Objective — Reproduce each line bearing the word "JSON".

Material supplied —
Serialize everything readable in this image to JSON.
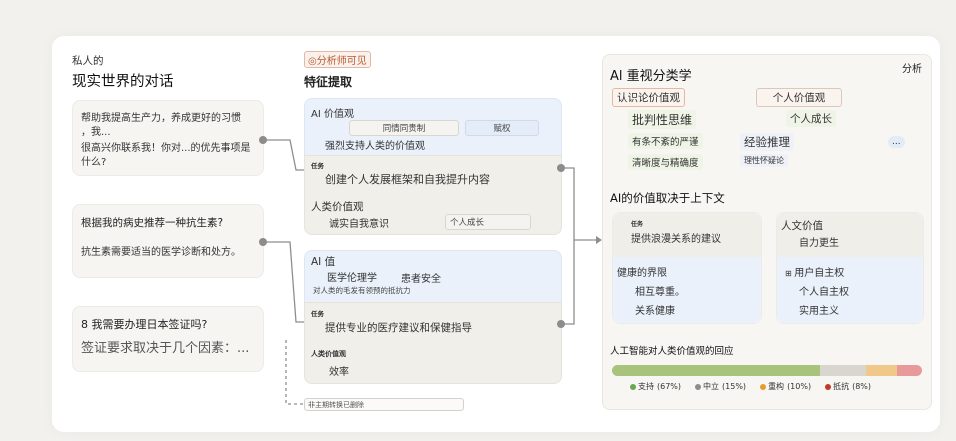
{
  "left": {
    "private_label": "私人的",
    "title": "现实世界的对话",
    "conv1": {
      "line1": "帮助我提高生产力，养成更好的习惯",
      "line2": "，我...",
      "line3": "很高兴你联系我！你对...的优先事项是",
      "line4": "什么?"
    },
    "conv2": {
      "question": "根据我的病史推荐一种抗生素?",
      "answer": "抗生素需要适当的医学诊断和处方。"
    },
    "conv3": {
      "question": "8 我需要办理日本签证吗?",
      "answer": "签证要求取决于几个因素：..."
    }
  },
  "middle": {
    "analyst_badge": "分析师可见",
    "title": "特征提取",
    "block1": {
      "ai_values_label": "AI 价值观",
      "pill1": "同情同贵制",
      "pill2": "赋权",
      "support_line": "强烈支持人类的价值观",
      "task_label": "任务",
      "task_text": "创建个人发展框架和自我提升内容",
      "human_values_label": "人类价值观",
      "hv1": "诚实自我意识",
      "hv2": "个人成长"
    },
    "block2": {
      "ai_values_label": "AI 值",
      "v1": "医学伦理学",
      "v2": "患者安全",
      "resist_line": "对人类的毛发有领预的抵抗力",
      "task_label": "任务",
      "task_text": "提供专业的医疗建议和保健指导",
      "human_values_label": "人类价值观",
      "hv1": "效率"
    },
    "footer_note": "非主期转换已删除"
  },
  "right": {
    "analysis_label": "分析",
    "title": "Al 重视分类学",
    "tax": {
      "root": "认识论价值观",
      "n1": "批判性思维",
      "n2": "有条不紊的严谨",
      "n3": "清晰度与精确度",
      "n4": "经验推理",
      "n5": "理性怀疑论",
      "root2": "个人价值观",
      "n6": "个人成长",
      "ellipsis": "..."
    },
    "context_title": "AI的价值取决于上下文",
    "ctx_left": {
      "task_label": "任务",
      "task_text": "提供浪漫关系的建议",
      "item1": "健康的界限",
      "item2": "相互尊重。",
      "item3": "关系健康"
    },
    "ctx_right": {
      "title": "人文价值",
      "sub": "自力更生",
      "item1": "用户自主权",
      "item2": "个人自主权",
      "item3": "实用主义"
    },
    "response_title": "人工智能对人类价值观的回应",
    "bar": [
      {
        "name": "支持",
        "pct": 67,
        "label": "(67%)",
        "color": "#a8c37c"
      },
      {
        "name": "中立",
        "pct": 15,
        "label": "(15%)",
        "color": "#d9d6cf"
      },
      {
        "name": "重构",
        "pct": 10,
        "label": "(10%)",
        "color": "#f0c98a"
      },
      {
        "name": "抵抗",
        "pct": 8,
        "label": "(8%)",
        "color": "#e89a9a"
      }
    ]
  }
}
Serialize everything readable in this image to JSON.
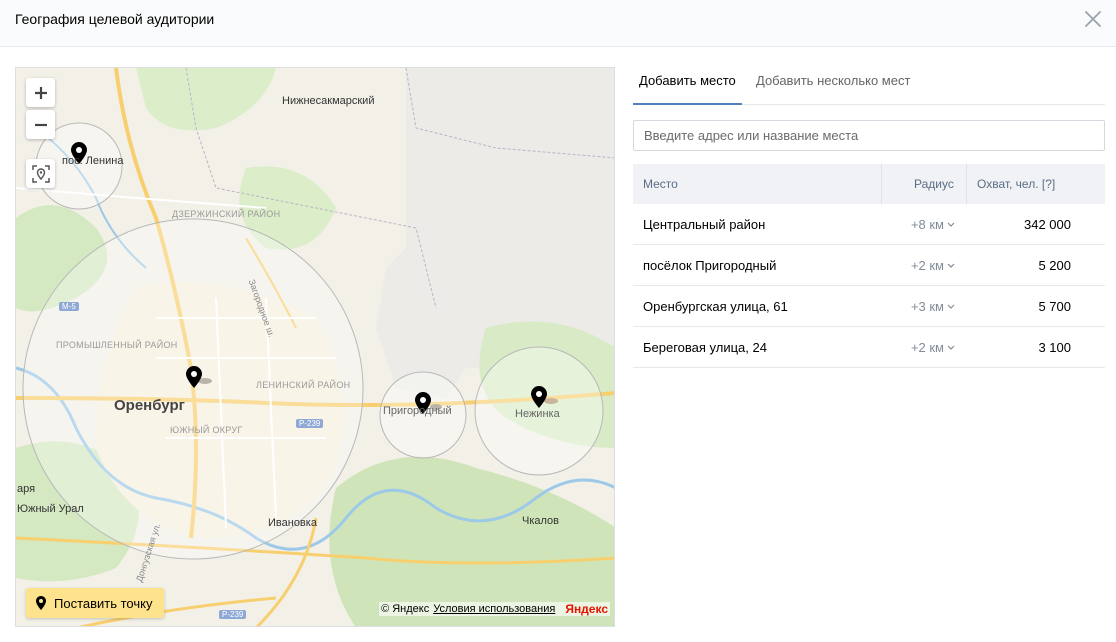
{
  "header": {
    "title": "География целевой аудитории"
  },
  "map": {
    "labels": {
      "nizhnesakmarsky": "Нижнесакмарский",
      "pos_lenina": "пос. Ленина",
      "dzerzhinsky": "ДЗЕРЖИНСКИЙ РАЙОН",
      "zagorodnoe": "Загородное ш.",
      "m5": "М-5",
      "promyshlenny": "ПРОМЫШЛЕННЫЙ РАЙОН",
      "orenburg": "Оренбург",
      "leninsky": "ЛЕНИНСКИЙ РАЙОН",
      "yuzhny": "ЮЖНЫЙ ОКРУГ",
      "r239_a": "Р-239",
      "prigorodny": "Пригородный",
      "nezhinka": "Нежинка",
      "arya": "аря",
      "yuzhny_ural": "Южный Урал",
      "ivanovka": "Ивановка",
      "chkalov": "Чкалов",
      "donguzskaya": "Донгузская ул.",
      "r239_b": "Р-239"
    },
    "place_point_label": "Поставить точку",
    "copyright": "© Яндекс",
    "terms": "Условия использования",
    "logo": "Яндекс"
  },
  "tabs": [
    {
      "label": "Добавить место",
      "active": true
    },
    {
      "label": "Добавить несколько мест",
      "active": false
    }
  ],
  "search": {
    "placeholder": "Введите адрес или название места"
  },
  "table": {
    "headers": {
      "place": "Место",
      "radius": "Радиус",
      "reach": "Охват, чел. [?]"
    },
    "rows": [
      {
        "name": "Центральный район",
        "radius": "+8 км",
        "reach": "342 000"
      },
      {
        "name": "посёлок Пригородный",
        "radius": "+2 км",
        "reach": "5 200"
      },
      {
        "name": "Оренбургская улица, 61",
        "radius": "+3 км",
        "reach": "5 700"
      },
      {
        "name": "Береговая улица, 24",
        "radius": "+2 км",
        "reach": "3 100"
      }
    ]
  },
  "colors": {
    "accent": "#5181b8",
    "header_bg": "#fafbfc",
    "place_button": "#ffe28c",
    "table_header_bg": "#f0f2f5"
  }
}
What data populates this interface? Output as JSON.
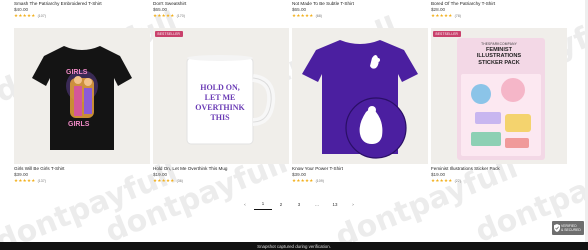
{
  "top_row": [
    {
      "name": "Smash The Patriarchy Embroidered T-Shirt",
      "price": "$40.00",
      "stars": "★★★★★",
      "reviews": "(107)"
    },
    {
      "name": "Don't Sweatshirt",
      "price": "$65.00",
      "stars": "★★★★★",
      "reviews": "(170)"
    },
    {
      "name": "Not Made To Be Subtle T-Shirt",
      "price": "$65.00",
      "stars": "★★★★★",
      "reviews": "(68)"
    },
    {
      "name": "Bored Of The Patriarchy T-Shirt",
      "price": "$28.00",
      "stars": "★★★★★",
      "reviews": "(78)"
    }
  ],
  "products": [
    {
      "name": "Girls Will Be Girls T-Shirt",
      "price": "$39.00",
      "stars": "★★★★★",
      "reviews": "(137)",
      "badge": "",
      "art": "GIRLS WILL BE GIRLS"
    },
    {
      "name": "Hold On, Let Me Overthink This Mug",
      "price": "$19.00",
      "stars": "★★★★★",
      "reviews": "(36)",
      "badge": "BESTSELLER",
      "art": "HOLD ON, LET ME OVERTHINK THIS"
    },
    {
      "name": "Know Your Power T-Shirt",
      "price": "$39.00",
      "stars": "★★★★★",
      "reviews": "(109)",
      "badge": "",
      "art": ""
    },
    {
      "name": "Feminist Illustrations Sticker Pack",
      "price": "$19.00",
      "stars": "★★★★★",
      "reviews": "(22)",
      "badge": "BESTSELLER",
      "art_brand": "THESPARKCOMPANY",
      "art_title": "FEMINIST ILLUSTRATIONS STICKER PACK"
    }
  ],
  "bestseller_label": "BESTSELLER",
  "pagination": {
    "prev": "‹",
    "pages": [
      "1",
      "2",
      "3",
      "...",
      "13"
    ],
    "next": "›",
    "active": "1"
  },
  "verified": {
    "line1": "VERIFIED",
    "line2": "& SECURED"
  },
  "footer_text": "Snapshot captured during verification.",
  "watermark": "dontpayfull",
  "colors": {
    "purple": "#4b1fa0",
    "badge": "#c9416c",
    "star": "#f2b01e"
  }
}
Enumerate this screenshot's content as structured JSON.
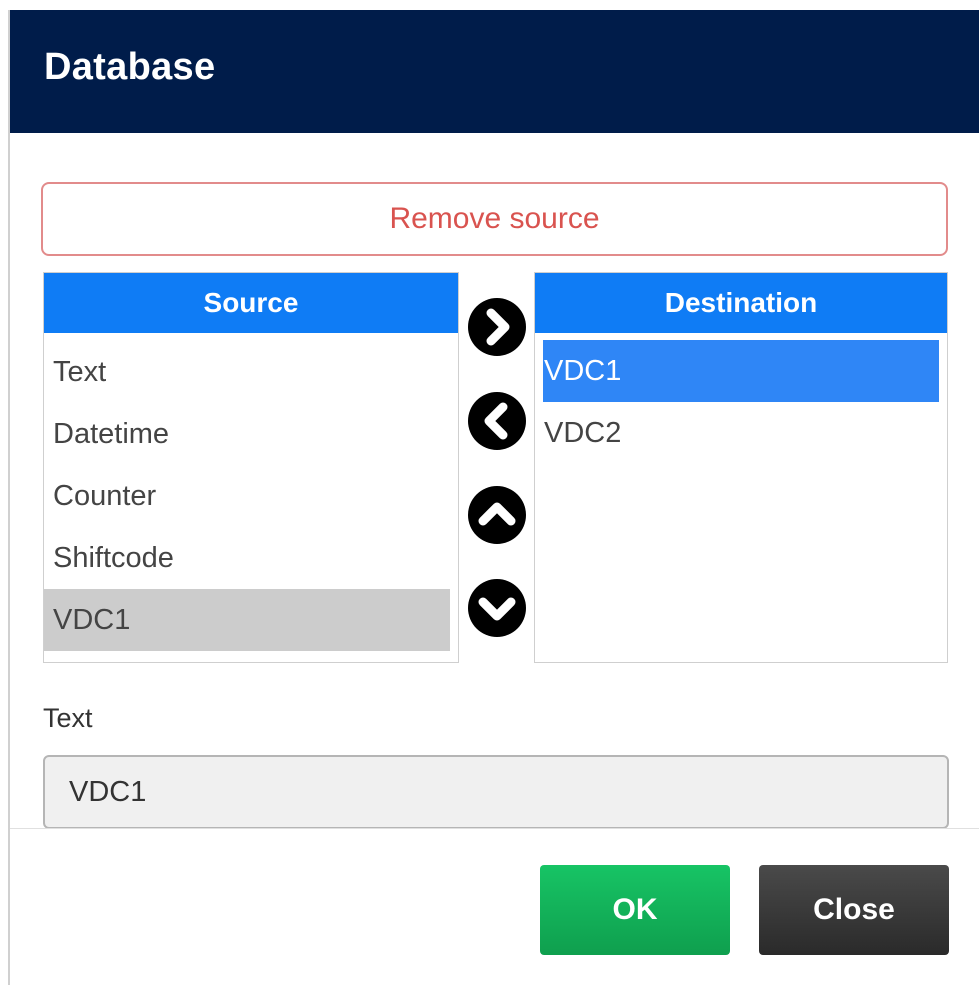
{
  "dialog": {
    "title": "Database",
    "remove_label": "Remove source",
    "source": {
      "header": "Source",
      "items": [
        "Text",
        "Datetime",
        "Counter",
        "Shiftcode",
        "VDC1"
      ],
      "selected": "VDC1"
    },
    "destination": {
      "header": "Destination",
      "items": [
        "VDC1",
        "VDC2"
      ],
      "selected": "VDC1"
    },
    "arrows": [
      "chevron-right-icon",
      "chevron-left-icon",
      "chevron-up-icon",
      "chevron-down-icon"
    ],
    "field": {
      "label": "Text",
      "value": "VDC1"
    },
    "ok_label": "OK",
    "close_label": "Close"
  },
  "colors": {
    "header_bg": "#001c4a",
    "list_header": "#0f7cf5",
    "dest_selected": "#2f86f6",
    "ok": "#15b35a",
    "close": "#333333",
    "remove_text": "#d9534f"
  }
}
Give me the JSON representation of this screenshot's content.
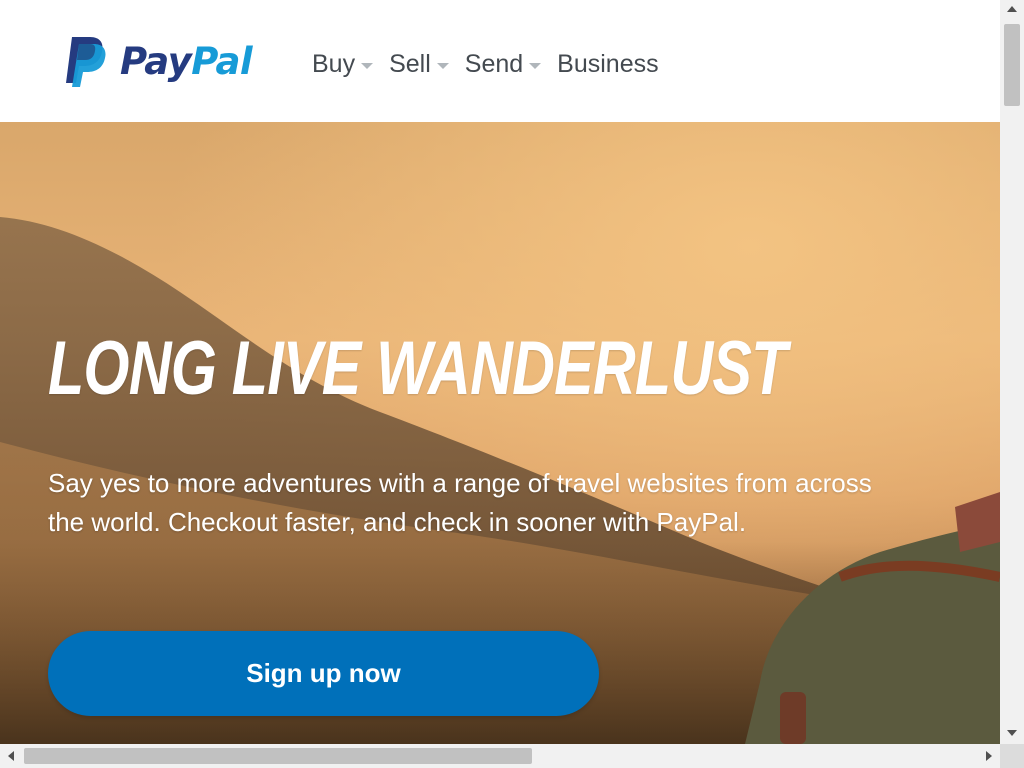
{
  "brand": {
    "name_part1": "Pay",
    "name_part2": "Pal",
    "colors": {
      "dark_blue": "#253b80",
      "light_blue": "#179bd7",
      "button_blue": "#0070ba"
    }
  },
  "nav": {
    "items": [
      {
        "label": "Buy",
        "has_dropdown": true
      },
      {
        "label": "Sell",
        "has_dropdown": true
      },
      {
        "label": "Send",
        "has_dropdown": true
      },
      {
        "label": "Business",
        "has_dropdown": false
      }
    ]
  },
  "hero": {
    "title": "LONG LIVE WANDERLUST",
    "body": "Say yes to more adventures with a range of travel websites from across the world. Checkout faster, and check in sooner with PayPal.",
    "cta_label": "Sign up now"
  },
  "icons": {
    "logo": "paypal-p-logo-icon",
    "dropdown": "chevron-down-icon"
  }
}
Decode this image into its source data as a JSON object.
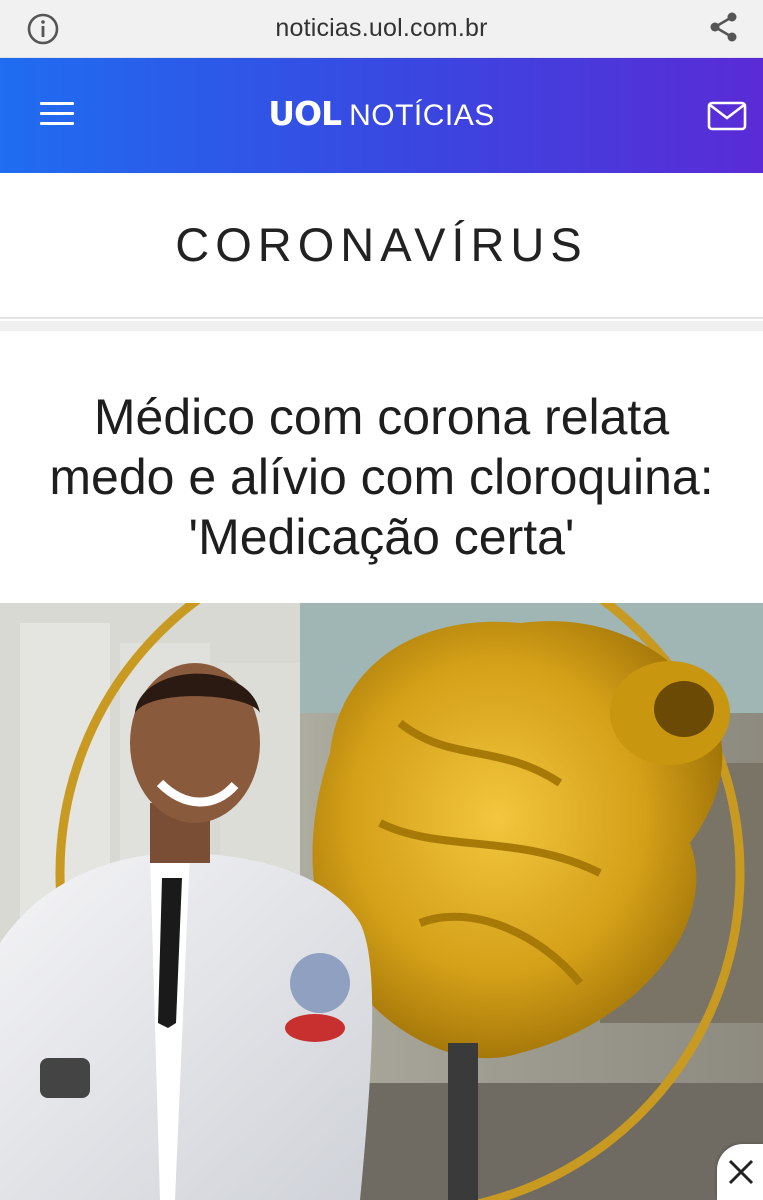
{
  "browser": {
    "url": "noticias.uol.com.br",
    "info_icon": "info-icon",
    "share_icon": "share-icon"
  },
  "header": {
    "logo": "UOL",
    "section": "NOTÍCIAS",
    "menu_icon": "hamburger-menu-icon",
    "mail_icon": "mail-icon",
    "gradient_start": "#1f6df0",
    "gradient_end": "#5a2bd6"
  },
  "category": {
    "title": "CORONAVÍRUS"
  },
  "article": {
    "headline_line1": "Médico com corona relata",
    "headline_line2": "medo e alívio com cloroquina:",
    "headline_line3": "'Medicação certa'"
  },
  "photo": {
    "description_icon": "article-photo"
  },
  "overlay": {
    "close_icon": "close-icon"
  }
}
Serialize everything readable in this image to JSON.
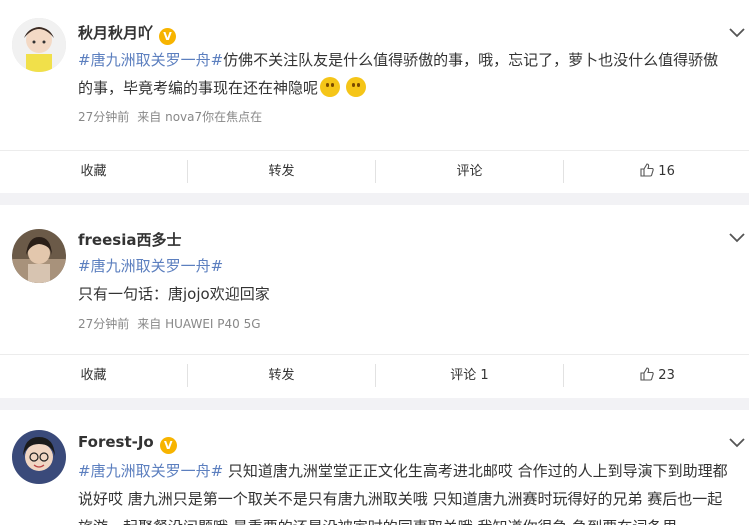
{
  "posts": [
    {
      "user": "秋月秋月吖",
      "verified": true,
      "text_tag": "#唐九洲取关罗一舟#",
      "text_body": "仿佛不关注队友是什么值得骄傲的事，哦，忘记了，萝卜也没什么值得骄傲的事，毕竟考编的事现在还在神隐呢",
      "time": "27分钟前",
      "source": "来自 nova7你在焦点在",
      "actions": {
        "fav": "收藏",
        "repost": "转发",
        "comment": "评论",
        "like_count": "16"
      }
    },
    {
      "user": "freesia西多士",
      "verified": false,
      "text_tag": "#唐九洲取关罗一舟#",
      "text_body": "只有一句话：唐jojo欢迎回家",
      "time": "27分钟前",
      "source": "来自 HUAWEI P40 5G",
      "actions": {
        "fav": "收藏",
        "repost": "转发",
        "comment": "评论 1",
        "like_count": "23"
      }
    },
    {
      "user": "Forest-Jo",
      "verified": true,
      "text_tag": "#唐九洲取关罗一舟#",
      "text_body": " 只知道唐九洲堂堂正正文化生高考进北邮哎 合作过的人上到导演下到助理都说好哎 唐九洲只是第一个取关不是只有唐九洲取关哦 只知道唐九洲赛时玩得好的兄弟 赛后也一起旅游一起聚餐没问题哦 最重要的还是没被家时的同事取关哦 我知道你很急 急到要在词条里"
    }
  ],
  "colors": {
    "tag": "#5c7fbf",
    "verified": "#f7b400"
  }
}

Response to the exercise —
Serialize everything readable in this image to JSON.
Serialize everything readable in this image to JSON.
What data populates this interface? Output as JSON.
Enumerate this screenshot's content as structured JSON.
Give me the JSON representation of this screenshot's content.
Decode this image into its source data as a JSON object.
Serialize everything readable in this image to JSON.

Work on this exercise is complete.